EXTRACTED DATA =
================================

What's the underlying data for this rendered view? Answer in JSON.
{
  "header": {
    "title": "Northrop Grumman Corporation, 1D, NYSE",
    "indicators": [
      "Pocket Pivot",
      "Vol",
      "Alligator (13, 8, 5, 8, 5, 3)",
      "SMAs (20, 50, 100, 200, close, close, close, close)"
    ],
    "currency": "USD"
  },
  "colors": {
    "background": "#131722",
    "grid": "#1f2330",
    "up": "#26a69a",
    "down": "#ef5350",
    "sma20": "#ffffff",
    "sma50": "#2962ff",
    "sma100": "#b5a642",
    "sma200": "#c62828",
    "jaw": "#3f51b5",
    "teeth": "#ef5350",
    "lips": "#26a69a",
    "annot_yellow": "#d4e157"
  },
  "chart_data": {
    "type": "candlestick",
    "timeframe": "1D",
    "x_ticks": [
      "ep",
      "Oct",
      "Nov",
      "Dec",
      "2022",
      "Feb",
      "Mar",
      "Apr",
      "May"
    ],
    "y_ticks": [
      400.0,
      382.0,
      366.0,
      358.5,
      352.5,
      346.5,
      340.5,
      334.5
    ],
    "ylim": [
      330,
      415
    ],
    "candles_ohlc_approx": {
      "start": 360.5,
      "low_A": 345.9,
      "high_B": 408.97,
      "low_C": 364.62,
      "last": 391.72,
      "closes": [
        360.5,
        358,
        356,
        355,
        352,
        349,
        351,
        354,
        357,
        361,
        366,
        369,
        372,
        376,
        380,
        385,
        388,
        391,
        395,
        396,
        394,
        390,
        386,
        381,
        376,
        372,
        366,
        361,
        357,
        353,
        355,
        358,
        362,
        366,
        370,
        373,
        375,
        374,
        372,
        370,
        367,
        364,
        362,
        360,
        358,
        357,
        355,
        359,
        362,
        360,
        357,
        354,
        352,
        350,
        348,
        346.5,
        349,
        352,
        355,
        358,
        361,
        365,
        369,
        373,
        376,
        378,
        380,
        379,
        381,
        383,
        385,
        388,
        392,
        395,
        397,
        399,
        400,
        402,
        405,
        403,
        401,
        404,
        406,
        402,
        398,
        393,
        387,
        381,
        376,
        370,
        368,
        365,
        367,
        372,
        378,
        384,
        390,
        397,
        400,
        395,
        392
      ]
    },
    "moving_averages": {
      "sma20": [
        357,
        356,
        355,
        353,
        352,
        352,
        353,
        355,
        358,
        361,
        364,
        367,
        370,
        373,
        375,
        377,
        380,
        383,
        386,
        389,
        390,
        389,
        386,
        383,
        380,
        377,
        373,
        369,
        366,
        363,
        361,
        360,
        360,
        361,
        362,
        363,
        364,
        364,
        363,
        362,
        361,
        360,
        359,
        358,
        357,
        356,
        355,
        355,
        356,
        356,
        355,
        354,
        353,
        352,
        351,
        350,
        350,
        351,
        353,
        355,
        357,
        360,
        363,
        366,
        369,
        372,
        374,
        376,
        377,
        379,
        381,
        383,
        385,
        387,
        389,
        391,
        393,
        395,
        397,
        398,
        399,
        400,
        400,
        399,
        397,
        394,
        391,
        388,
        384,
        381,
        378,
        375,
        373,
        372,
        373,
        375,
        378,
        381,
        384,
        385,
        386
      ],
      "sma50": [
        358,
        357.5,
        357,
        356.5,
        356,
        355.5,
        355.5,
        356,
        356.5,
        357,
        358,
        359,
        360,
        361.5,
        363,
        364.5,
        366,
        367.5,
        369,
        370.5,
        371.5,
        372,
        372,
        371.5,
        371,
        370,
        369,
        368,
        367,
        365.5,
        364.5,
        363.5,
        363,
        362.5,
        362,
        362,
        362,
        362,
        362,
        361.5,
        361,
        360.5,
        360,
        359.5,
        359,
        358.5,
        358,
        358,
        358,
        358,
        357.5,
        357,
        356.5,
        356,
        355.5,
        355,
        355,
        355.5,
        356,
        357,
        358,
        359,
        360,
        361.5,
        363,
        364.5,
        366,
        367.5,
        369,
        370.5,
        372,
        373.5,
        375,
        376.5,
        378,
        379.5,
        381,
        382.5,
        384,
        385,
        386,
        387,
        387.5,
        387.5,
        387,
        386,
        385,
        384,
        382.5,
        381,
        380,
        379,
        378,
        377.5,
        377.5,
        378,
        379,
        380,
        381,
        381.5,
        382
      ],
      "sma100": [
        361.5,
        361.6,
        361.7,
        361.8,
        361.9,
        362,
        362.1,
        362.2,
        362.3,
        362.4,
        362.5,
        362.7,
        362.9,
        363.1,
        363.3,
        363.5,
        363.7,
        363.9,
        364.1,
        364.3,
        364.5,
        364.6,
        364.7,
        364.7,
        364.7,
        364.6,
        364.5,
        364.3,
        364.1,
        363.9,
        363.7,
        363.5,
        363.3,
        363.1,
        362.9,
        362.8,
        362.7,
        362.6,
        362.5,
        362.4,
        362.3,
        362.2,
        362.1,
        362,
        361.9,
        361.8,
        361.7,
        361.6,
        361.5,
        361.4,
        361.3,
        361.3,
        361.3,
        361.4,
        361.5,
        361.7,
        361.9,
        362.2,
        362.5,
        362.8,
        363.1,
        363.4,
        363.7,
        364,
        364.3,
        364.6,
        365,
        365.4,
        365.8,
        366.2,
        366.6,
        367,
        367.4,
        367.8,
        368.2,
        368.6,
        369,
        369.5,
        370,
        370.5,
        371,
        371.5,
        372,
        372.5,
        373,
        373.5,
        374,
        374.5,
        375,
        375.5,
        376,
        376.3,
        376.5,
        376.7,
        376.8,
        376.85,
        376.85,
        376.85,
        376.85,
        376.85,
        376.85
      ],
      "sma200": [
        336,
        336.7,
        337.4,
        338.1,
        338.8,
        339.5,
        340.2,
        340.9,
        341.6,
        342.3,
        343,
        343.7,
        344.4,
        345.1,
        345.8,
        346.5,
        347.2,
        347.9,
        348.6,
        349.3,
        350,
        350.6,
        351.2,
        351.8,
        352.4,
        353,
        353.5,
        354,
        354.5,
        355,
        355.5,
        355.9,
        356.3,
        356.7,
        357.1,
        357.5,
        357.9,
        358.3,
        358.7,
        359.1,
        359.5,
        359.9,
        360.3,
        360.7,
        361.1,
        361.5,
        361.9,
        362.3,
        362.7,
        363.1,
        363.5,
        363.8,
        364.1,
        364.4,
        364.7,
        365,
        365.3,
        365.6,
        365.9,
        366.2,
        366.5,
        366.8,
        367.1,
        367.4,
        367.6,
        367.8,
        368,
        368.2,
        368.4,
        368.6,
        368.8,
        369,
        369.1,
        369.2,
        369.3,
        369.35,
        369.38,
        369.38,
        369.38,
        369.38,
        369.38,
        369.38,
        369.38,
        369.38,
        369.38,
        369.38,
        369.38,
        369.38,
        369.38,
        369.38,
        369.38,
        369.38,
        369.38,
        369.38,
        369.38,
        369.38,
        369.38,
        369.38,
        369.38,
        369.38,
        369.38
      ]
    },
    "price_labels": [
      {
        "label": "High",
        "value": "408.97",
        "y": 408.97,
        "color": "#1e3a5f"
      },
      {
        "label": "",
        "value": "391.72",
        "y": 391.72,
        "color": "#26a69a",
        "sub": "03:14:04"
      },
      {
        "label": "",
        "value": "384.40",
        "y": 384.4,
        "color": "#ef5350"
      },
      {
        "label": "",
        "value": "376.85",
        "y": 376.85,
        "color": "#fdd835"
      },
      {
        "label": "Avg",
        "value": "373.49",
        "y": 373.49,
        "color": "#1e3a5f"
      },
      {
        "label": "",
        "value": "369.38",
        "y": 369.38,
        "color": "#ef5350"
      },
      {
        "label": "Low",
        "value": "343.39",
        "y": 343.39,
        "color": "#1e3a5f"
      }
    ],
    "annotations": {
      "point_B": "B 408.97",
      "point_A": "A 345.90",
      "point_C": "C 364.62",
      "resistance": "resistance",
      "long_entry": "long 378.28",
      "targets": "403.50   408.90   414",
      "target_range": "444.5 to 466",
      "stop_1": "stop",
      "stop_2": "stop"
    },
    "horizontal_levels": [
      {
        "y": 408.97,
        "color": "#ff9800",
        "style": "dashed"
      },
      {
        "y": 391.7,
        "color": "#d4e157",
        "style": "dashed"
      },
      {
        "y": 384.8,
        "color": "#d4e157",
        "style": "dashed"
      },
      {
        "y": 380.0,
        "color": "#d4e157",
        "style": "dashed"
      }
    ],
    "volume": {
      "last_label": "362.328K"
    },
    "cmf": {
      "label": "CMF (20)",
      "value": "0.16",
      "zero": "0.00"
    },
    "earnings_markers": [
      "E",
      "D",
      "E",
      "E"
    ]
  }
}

================================

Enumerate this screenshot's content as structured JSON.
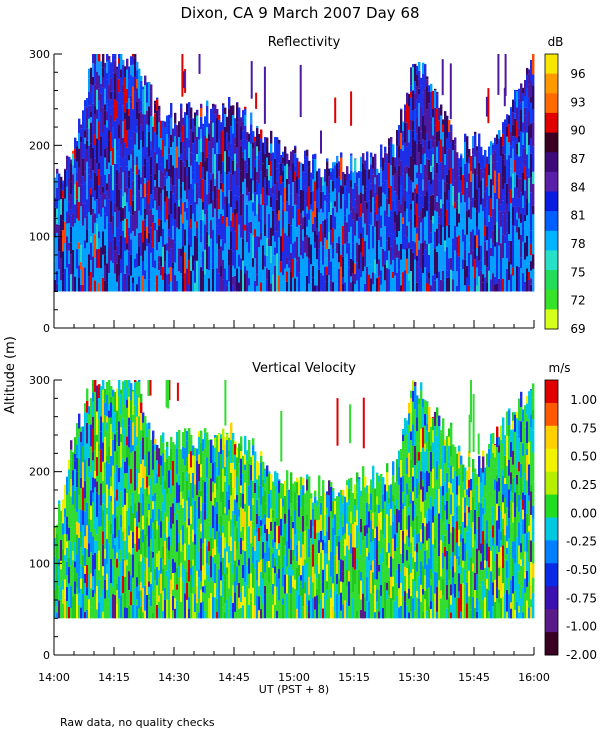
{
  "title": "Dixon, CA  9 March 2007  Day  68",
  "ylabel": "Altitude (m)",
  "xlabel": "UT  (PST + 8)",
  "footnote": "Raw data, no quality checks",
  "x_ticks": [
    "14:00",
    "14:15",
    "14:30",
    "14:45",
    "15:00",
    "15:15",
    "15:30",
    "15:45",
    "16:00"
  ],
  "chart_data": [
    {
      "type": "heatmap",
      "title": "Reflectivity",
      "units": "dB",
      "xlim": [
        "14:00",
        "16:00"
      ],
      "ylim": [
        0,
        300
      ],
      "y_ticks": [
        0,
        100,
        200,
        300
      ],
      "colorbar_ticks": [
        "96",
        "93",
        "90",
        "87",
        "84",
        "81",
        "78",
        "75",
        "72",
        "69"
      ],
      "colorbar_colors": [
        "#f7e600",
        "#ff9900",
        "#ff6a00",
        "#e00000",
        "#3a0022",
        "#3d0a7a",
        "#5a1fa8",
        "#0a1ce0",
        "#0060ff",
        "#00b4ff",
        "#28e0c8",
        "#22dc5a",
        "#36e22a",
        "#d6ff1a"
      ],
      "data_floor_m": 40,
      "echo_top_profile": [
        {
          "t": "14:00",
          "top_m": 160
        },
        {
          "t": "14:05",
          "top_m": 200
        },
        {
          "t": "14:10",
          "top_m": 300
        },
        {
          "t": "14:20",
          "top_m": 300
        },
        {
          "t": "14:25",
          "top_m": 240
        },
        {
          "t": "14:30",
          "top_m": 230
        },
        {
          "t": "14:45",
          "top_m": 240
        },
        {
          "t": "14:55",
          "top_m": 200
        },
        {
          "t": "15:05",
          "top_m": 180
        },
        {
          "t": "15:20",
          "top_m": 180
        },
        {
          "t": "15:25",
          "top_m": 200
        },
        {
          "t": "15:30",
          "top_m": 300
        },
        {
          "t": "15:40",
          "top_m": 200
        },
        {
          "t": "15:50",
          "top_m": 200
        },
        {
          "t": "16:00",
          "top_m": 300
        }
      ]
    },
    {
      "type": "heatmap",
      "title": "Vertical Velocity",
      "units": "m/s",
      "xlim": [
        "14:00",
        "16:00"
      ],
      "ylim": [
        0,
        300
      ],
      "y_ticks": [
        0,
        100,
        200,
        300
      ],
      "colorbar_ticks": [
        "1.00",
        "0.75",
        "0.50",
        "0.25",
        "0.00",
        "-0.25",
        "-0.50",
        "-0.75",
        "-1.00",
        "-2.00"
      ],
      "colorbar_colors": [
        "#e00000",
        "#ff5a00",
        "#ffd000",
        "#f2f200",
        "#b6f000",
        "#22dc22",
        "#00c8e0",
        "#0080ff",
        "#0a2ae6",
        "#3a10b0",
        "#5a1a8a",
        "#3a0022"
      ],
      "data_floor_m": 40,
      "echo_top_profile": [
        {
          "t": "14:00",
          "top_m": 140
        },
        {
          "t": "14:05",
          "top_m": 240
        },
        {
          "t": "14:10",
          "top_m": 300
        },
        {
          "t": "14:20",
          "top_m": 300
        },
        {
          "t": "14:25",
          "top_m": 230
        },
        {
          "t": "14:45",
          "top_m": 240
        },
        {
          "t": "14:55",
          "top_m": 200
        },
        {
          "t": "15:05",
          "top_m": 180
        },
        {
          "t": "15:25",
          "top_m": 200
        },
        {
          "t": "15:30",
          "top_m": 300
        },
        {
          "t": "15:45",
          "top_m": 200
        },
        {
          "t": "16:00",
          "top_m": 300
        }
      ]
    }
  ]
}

================================

WHAT TO DO =
Which lines include the word "JSON"? List them all.

THE RESULT =
What's the underlying data for this rendered view? Answer in JSON.
Enumerate this screenshot's content as structured JSON.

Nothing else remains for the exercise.